■ Material for the task ■
# # # #

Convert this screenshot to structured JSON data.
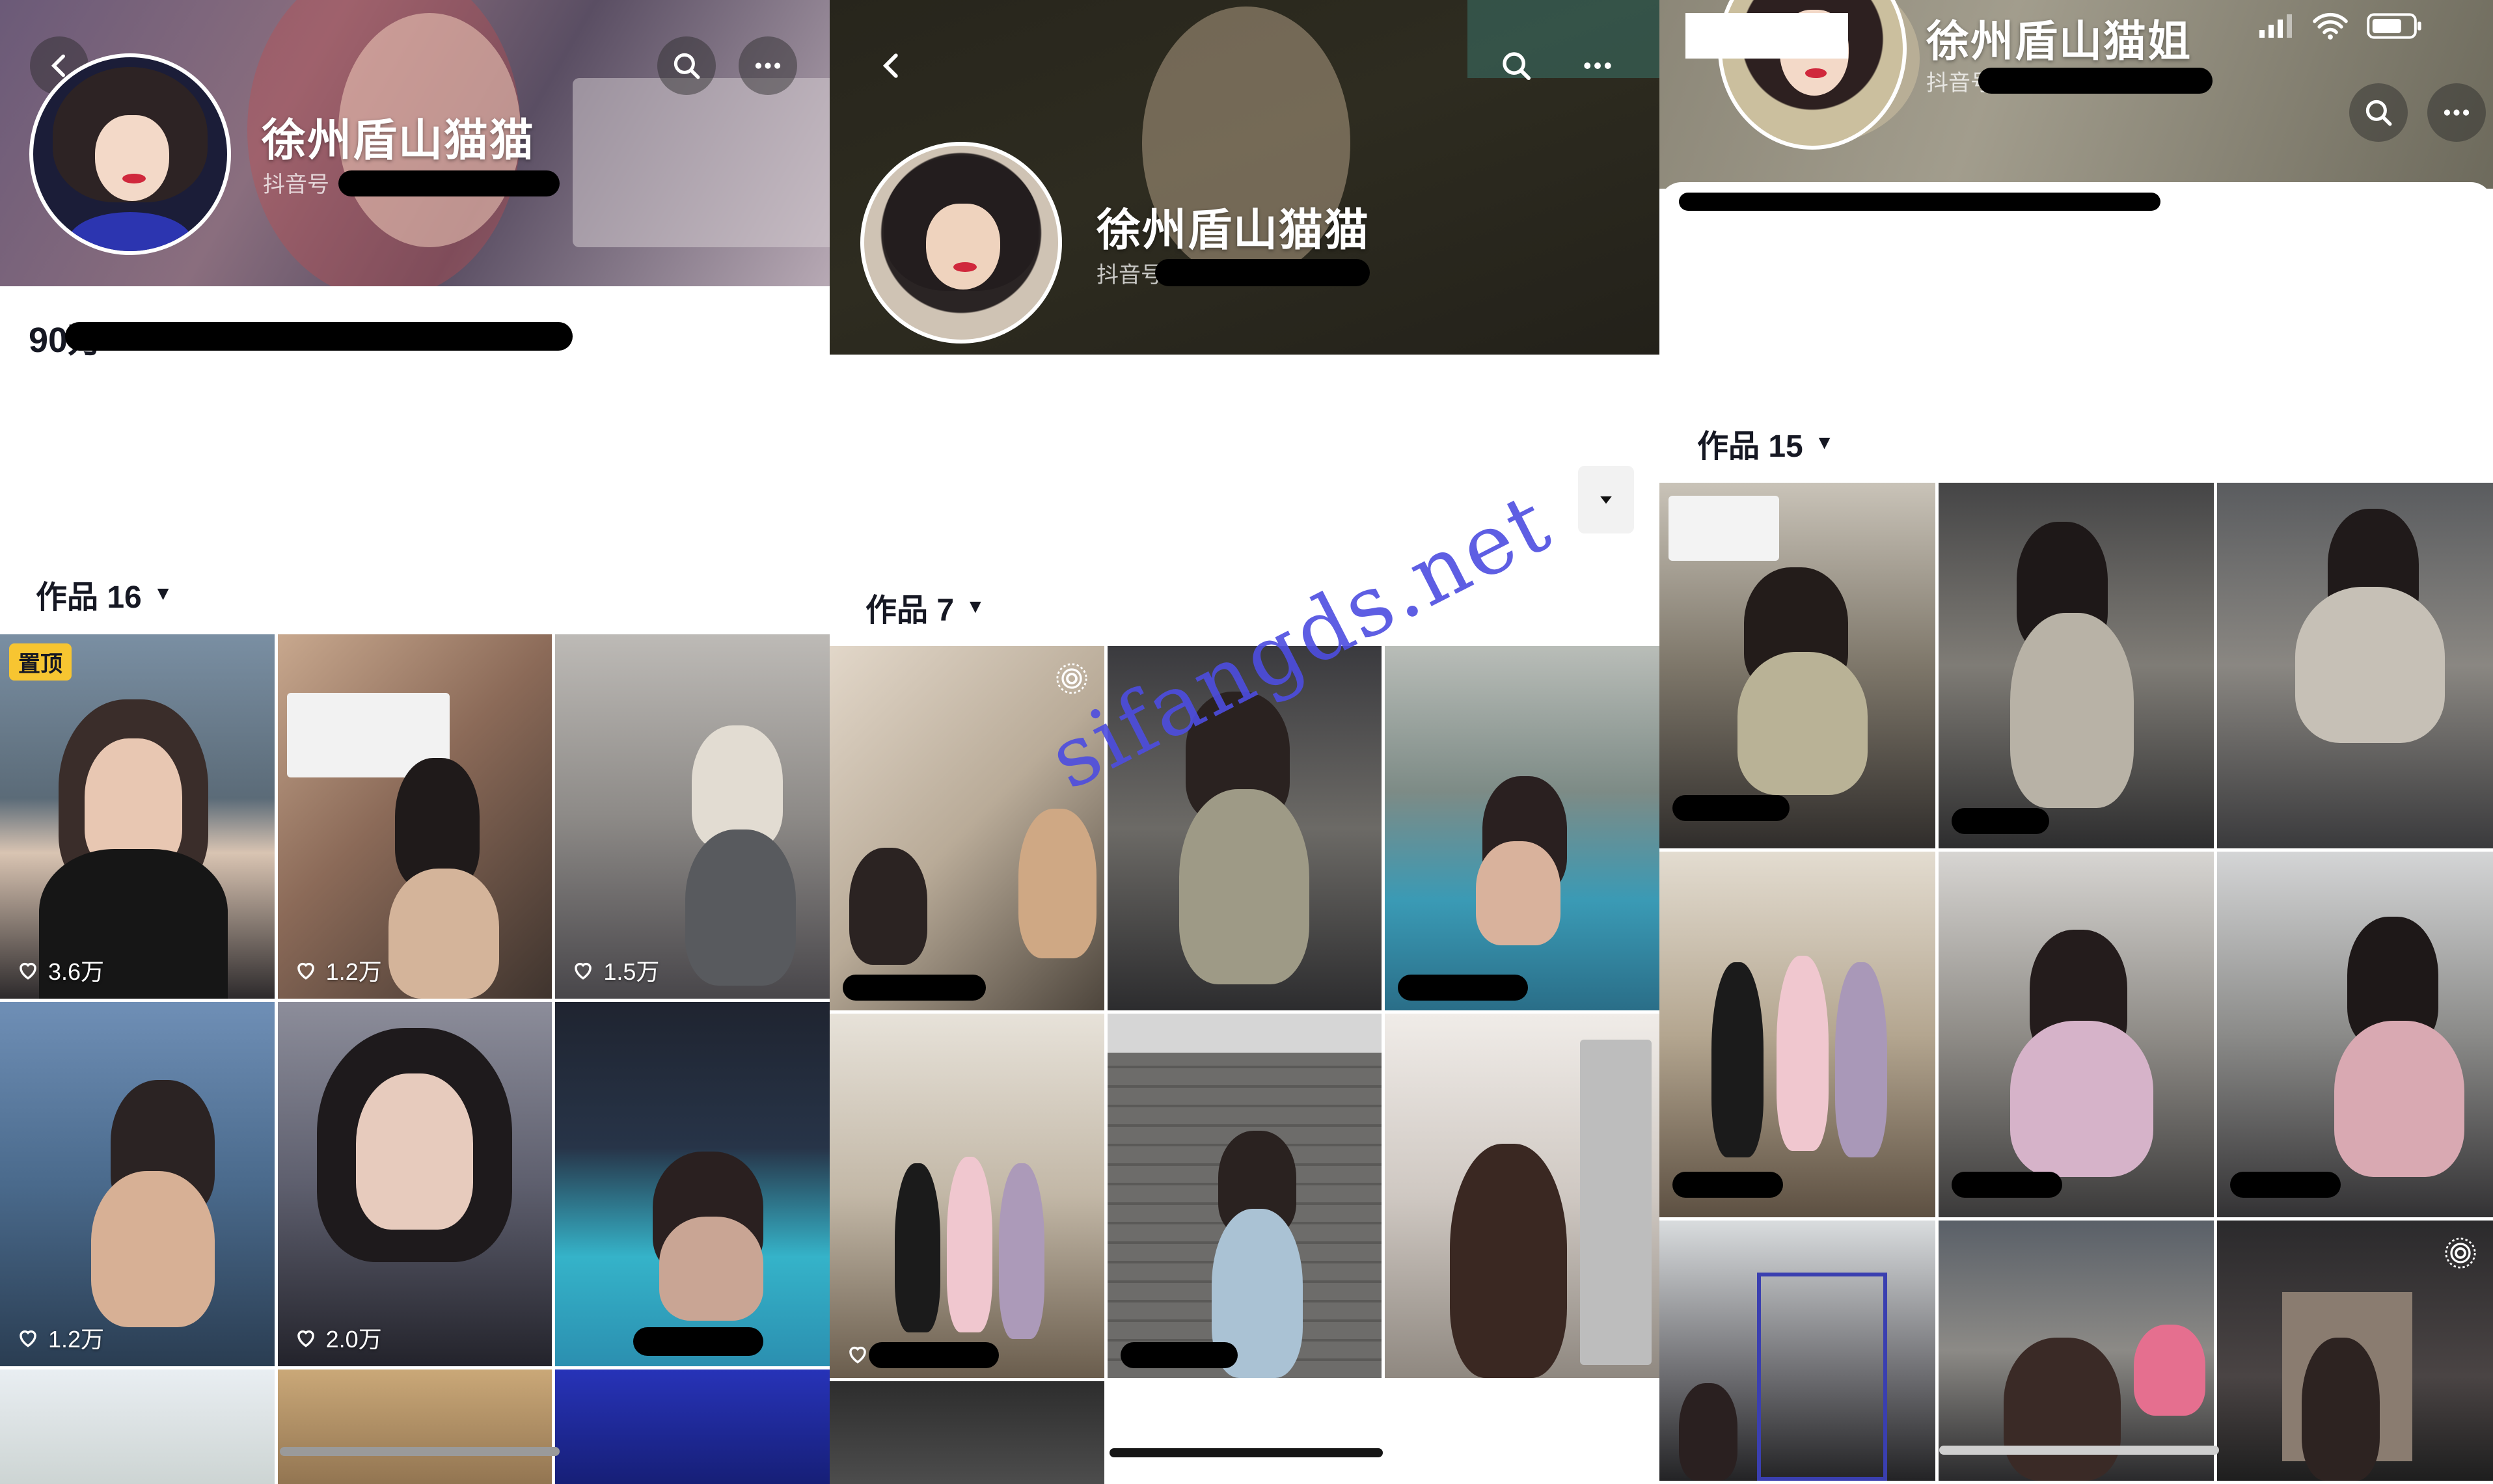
{
  "panels": [
    {
      "name": "徐州盾山猫猫",
      "douyin_id_prefix": "抖音号",
      "stats_prefix": "90",
      "stats_unit": "万",
      "works_label": "作品 16",
      "videos": [
        {
          "pinned_label": "置顶",
          "likes": "3.6万"
        },
        {
          "likes": "1.2万"
        },
        {
          "likes": "1.5万"
        },
        {
          "likes": "1.2万"
        },
        {
          "likes": "2.0万"
        },
        {
          "likes": ""
        },
        {
          "likes": ""
        },
        {
          "likes": ""
        },
        {
          "likes": ""
        }
      ]
    },
    {
      "name": "徐州盾山猫猫",
      "douyin_id_prefix": "抖音号",
      "works_label": "作品 7"
    },
    {
      "name": "徐州盾山猫姐",
      "douyin_id_prefix": "抖音号",
      "works_label": "作品 15"
    }
  ],
  "watermark": "sifangds.net",
  "icons": {
    "back": "chevron-left-icon",
    "search": "search-icon",
    "more": "more-icon",
    "heart": "heart-icon",
    "live": "live-photo-icon",
    "caret": "caret-down-icon",
    "signal": "signal-icon",
    "wifi": "wifi-icon",
    "battery": "battery-icon"
  }
}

# # # #

Every line above should be repeated exactly; pictures stay out of the copy.

Convert this screenshot to structured JSON data.
{
  "panels": [
    {
      "name": "徐州盾山猫猫",
      "douyin_id_prefix": "抖音号",
      "stats_prefix": "90",
      "stats_unit": "万",
      "works_label": "作品 16",
      "videos": [
        {
          "pinned_label": "置顶",
          "likes": "3.6万"
        },
        {
          "likes": "1.2万"
        },
        {
          "likes": "1.5万"
        },
        {
          "likes": "1.2万"
        },
        {
          "likes": "2.0万"
        },
        {
          "likes": ""
        },
        {
          "likes": ""
        },
        {
          "likes": ""
        },
        {
          "likes": ""
        }
      ]
    },
    {
      "name": "徐州盾山猫猫",
      "douyin_id_prefix": "抖音号",
      "works_label": "作品 7"
    },
    {
      "name": "徐州盾山猫姐",
      "douyin_id_prefix": "抖音号",
      "works_label": "作品 15"
    }
  ],
  "watermark": "sifangds.net",
  "icons": {
    "back": "chevron-left-icon",
    "search": "search-icon",
    "more": "more-icon",
    "heart": "heart-icon",
    "live": "live-photo-icon",
    "caret": "caret-down-icon",
    "signal": "signal-icon",
    "wifi": "wifi-icon",
    "battery": "battery-icon"
  }
}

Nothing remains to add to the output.